SET EXERCISE
In the material below, find how many lines contain the string "data". Write only that number.

---------- SUPPLIED RECORDS ----------

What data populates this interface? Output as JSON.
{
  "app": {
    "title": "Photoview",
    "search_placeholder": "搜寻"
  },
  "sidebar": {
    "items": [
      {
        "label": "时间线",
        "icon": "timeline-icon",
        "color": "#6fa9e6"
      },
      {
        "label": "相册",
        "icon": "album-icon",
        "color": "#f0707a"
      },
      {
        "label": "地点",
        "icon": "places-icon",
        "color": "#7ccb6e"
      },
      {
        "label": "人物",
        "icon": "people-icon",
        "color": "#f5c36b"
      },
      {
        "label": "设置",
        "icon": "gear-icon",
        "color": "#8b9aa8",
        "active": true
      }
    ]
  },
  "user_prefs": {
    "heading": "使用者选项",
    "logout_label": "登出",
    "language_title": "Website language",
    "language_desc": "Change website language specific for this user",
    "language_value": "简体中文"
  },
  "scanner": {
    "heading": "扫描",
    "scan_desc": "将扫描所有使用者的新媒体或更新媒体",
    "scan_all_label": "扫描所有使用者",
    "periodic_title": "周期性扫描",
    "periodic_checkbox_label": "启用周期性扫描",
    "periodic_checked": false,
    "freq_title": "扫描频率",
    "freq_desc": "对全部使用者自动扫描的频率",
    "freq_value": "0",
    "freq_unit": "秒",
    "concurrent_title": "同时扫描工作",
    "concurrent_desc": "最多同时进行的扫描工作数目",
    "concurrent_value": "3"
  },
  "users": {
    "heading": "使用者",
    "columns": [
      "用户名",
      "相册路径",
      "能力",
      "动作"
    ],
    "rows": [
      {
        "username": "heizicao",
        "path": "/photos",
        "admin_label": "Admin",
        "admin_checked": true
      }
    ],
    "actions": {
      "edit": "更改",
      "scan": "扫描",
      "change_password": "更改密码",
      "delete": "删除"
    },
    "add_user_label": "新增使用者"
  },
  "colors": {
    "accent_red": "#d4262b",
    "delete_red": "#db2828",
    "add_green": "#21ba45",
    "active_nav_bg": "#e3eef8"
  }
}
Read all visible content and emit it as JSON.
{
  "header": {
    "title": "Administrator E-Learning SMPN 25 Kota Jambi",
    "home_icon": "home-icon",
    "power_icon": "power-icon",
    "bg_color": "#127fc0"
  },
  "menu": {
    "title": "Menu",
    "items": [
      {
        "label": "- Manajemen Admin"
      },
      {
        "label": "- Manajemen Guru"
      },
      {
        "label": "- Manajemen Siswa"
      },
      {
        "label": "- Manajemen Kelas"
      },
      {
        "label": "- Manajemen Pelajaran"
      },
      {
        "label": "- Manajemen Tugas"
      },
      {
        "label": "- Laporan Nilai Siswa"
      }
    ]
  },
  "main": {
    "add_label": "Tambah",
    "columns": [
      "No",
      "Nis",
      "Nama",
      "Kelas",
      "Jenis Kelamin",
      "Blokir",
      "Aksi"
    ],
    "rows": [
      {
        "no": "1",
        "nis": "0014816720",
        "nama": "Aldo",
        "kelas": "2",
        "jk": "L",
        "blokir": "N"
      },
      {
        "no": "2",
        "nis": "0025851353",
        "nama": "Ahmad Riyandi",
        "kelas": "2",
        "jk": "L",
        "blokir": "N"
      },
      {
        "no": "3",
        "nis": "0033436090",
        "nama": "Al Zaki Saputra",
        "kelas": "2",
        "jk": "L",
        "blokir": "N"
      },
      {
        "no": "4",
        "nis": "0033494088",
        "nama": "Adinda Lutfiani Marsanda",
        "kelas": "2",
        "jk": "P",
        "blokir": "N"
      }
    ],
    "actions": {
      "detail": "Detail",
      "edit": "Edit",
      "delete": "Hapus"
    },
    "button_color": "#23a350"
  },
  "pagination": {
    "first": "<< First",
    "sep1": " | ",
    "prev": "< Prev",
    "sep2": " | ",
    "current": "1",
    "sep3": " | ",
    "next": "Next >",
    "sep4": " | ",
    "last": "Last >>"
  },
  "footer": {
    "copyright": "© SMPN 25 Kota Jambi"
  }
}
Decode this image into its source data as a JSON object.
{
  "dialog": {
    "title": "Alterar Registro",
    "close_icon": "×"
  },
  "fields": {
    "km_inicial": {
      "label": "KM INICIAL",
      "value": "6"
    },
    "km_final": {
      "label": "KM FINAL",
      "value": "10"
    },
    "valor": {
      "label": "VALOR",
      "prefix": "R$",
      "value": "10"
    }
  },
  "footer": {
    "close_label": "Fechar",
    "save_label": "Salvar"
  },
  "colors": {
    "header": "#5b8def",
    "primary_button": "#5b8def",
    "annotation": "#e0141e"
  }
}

----------

RESULT FOR THIS EXERCISE
2